■ YOUR OBJECTIVE
Only those lines running from the line that contains "Parse this chart: output" through the end of the material are to be written out, each exactly as shown.

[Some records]

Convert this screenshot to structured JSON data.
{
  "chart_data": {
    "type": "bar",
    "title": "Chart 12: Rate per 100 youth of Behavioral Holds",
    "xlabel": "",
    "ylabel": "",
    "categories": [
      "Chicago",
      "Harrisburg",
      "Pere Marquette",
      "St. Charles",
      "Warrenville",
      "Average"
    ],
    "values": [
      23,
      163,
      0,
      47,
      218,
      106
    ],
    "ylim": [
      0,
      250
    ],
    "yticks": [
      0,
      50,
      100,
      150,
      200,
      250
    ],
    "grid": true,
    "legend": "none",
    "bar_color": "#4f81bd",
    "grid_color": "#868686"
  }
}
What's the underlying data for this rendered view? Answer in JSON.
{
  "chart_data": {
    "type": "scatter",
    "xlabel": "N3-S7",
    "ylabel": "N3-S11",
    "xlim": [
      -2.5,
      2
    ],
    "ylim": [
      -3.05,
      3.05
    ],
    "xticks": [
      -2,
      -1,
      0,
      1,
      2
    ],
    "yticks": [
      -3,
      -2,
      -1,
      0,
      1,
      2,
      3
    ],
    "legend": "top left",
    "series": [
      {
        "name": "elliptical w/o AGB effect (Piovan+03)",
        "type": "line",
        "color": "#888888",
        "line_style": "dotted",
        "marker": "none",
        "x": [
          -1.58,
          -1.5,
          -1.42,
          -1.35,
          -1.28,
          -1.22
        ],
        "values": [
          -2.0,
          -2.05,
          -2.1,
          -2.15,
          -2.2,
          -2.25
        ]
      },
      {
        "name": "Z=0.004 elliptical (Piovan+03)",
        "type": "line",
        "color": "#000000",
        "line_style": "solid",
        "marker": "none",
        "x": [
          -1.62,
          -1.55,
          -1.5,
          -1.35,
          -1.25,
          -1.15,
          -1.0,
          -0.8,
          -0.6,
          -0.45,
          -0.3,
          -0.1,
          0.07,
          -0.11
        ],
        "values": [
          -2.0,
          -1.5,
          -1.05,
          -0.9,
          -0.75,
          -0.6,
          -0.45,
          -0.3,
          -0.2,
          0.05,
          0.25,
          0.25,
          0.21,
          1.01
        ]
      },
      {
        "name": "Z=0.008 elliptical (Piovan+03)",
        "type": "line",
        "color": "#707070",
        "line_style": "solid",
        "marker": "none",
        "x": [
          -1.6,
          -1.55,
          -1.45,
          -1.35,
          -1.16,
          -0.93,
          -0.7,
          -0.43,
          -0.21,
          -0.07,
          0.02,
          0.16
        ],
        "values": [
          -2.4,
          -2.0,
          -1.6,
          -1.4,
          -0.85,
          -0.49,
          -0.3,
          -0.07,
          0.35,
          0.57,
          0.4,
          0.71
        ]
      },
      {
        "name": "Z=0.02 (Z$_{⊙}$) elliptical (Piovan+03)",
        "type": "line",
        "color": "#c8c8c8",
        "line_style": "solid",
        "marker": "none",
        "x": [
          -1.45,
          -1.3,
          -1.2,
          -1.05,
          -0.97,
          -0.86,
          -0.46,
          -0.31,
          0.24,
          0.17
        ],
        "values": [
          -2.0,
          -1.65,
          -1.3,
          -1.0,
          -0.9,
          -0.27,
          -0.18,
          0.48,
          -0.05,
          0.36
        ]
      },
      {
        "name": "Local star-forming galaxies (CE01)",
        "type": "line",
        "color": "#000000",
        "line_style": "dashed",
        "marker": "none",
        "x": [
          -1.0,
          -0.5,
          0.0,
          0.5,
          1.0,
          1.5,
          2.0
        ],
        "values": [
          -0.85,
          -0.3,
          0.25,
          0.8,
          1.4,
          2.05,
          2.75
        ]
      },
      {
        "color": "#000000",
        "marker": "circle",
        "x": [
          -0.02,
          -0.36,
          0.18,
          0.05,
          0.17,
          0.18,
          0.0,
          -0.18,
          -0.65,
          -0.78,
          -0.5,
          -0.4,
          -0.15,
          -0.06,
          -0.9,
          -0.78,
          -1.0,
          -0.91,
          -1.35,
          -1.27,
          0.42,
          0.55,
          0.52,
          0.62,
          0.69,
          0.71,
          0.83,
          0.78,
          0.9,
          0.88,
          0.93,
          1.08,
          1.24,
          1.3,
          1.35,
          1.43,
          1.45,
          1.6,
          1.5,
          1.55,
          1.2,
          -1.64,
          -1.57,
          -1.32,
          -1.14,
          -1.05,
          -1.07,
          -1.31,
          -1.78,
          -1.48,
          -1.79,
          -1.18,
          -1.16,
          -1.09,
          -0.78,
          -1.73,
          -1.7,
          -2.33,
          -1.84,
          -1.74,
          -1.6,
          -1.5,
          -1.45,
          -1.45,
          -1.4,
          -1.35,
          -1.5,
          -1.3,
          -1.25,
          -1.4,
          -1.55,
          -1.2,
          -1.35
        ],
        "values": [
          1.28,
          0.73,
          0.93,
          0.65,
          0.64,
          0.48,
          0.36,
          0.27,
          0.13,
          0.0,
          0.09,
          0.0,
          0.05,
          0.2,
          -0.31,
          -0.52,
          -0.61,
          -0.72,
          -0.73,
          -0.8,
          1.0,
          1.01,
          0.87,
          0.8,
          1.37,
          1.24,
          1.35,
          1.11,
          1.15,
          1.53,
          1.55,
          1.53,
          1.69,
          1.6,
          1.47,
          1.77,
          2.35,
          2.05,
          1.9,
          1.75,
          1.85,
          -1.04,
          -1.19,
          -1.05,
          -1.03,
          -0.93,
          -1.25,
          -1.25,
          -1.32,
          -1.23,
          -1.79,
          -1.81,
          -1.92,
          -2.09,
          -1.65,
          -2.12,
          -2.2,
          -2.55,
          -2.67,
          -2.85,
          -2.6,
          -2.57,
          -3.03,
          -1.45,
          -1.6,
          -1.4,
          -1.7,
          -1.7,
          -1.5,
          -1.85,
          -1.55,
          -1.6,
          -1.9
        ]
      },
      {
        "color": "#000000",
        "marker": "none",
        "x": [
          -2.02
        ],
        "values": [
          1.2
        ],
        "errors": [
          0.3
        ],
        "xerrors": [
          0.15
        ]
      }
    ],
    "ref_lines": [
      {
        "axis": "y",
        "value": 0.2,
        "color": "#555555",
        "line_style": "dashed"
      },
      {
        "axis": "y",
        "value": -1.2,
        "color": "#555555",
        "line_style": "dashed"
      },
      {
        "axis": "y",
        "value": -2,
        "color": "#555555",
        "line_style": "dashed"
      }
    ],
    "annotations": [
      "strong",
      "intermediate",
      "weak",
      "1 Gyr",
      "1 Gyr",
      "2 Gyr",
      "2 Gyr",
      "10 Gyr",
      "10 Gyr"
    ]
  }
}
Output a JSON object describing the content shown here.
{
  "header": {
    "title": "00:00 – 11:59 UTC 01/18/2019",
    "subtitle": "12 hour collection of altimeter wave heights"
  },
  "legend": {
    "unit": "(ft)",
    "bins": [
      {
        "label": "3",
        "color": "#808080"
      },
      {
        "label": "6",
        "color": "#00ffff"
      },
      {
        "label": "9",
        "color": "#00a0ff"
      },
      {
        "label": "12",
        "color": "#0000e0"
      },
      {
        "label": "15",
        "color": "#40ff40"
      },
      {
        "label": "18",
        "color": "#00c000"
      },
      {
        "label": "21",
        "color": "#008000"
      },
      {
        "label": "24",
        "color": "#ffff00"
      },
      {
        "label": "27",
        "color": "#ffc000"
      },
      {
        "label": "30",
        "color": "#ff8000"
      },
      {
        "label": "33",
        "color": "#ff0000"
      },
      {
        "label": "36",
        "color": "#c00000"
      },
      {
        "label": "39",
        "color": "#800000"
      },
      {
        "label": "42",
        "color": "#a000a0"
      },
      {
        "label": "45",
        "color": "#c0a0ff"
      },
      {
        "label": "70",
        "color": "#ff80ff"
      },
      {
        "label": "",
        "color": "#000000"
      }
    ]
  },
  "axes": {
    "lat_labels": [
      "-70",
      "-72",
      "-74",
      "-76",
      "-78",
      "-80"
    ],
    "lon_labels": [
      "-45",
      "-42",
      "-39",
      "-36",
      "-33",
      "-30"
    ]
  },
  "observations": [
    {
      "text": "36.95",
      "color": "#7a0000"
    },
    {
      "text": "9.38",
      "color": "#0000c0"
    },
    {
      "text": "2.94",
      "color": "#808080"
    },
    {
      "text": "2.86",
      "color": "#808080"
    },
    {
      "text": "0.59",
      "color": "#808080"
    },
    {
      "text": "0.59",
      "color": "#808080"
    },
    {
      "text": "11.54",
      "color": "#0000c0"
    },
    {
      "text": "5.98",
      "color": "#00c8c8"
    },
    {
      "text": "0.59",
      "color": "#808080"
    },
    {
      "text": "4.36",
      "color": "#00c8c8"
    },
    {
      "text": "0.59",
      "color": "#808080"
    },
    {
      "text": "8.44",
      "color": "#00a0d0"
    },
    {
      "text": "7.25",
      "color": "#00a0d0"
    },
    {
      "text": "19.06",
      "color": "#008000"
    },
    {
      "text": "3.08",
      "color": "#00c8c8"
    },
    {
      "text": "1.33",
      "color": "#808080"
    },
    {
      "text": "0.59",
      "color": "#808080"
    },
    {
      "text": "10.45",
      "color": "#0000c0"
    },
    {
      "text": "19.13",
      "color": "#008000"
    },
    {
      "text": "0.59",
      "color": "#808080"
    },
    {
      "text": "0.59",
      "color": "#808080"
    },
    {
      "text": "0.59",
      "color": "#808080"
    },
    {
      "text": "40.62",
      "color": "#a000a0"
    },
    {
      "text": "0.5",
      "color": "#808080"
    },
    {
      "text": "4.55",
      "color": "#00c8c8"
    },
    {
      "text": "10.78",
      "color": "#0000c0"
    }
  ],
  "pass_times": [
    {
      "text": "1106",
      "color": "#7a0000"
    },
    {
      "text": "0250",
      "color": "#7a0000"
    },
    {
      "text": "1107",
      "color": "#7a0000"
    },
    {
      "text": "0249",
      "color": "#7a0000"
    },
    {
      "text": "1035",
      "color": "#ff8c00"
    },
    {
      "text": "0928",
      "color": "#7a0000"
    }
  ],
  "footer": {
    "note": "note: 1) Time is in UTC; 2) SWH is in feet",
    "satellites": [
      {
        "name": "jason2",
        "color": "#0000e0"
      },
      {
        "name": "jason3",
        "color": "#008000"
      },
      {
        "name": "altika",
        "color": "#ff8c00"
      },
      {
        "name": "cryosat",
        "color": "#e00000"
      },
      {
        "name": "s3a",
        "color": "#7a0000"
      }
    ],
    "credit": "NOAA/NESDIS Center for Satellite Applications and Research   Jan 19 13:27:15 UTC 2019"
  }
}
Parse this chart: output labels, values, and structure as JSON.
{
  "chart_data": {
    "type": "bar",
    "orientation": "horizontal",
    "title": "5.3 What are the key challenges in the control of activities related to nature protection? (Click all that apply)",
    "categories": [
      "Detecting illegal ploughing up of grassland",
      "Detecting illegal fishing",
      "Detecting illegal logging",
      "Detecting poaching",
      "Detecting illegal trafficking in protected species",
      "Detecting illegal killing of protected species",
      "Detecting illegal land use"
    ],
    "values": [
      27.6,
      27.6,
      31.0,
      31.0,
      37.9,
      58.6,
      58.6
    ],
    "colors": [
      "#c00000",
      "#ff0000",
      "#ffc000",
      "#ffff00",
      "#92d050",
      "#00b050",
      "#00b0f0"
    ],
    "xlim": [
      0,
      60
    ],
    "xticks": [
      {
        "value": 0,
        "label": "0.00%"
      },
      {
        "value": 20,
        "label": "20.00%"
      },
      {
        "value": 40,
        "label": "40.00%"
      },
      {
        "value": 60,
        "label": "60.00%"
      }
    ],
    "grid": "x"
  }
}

■ WORKED ANSWER
Parse this chart: output labels, values, and structure as JSON.
{
  "chart_data": {
    "type": "bar",
    "orientation": "horizontal",
    "title": "5.3 What are the key challenges in the control of activities related to nature protection? (Click all that apply)",
    "categories": [
      "Detecting illegal ploughing up of grassland",
      "Detecting illegal fishing",
      "Detecting illegal logging",
      "Detecting poaching",
      "Detecting illegal trafficking in protected species",
      "Detecting illegal killing of protected species",
      "Detecting illegal land use"
    ],
    "values": [
      27.6,
      27.6,
      31.0,
      31.0,
      37.9,
      58.6,
      58.6
    ],
    "colors": [
      "#c00000",
      "#ff0000",
      "#ffc000",
      "#ffff00",
      "#92d050",
      "#00b050",
      "#00b0f0"
    ],
    "xlim": [
      0,
      60
    ],
    "xticks": [
      {
        "value": 0,
        "label": "0.00%"
      },
      {
        "value": 20,
        "label": "20.00%"
      },
      {
        "value": 40,
        "label": "40.00%"
      },
      {
        "value": 60,
        "label": "60.00%"
      }
    ],
    "grid": "x"
  }
}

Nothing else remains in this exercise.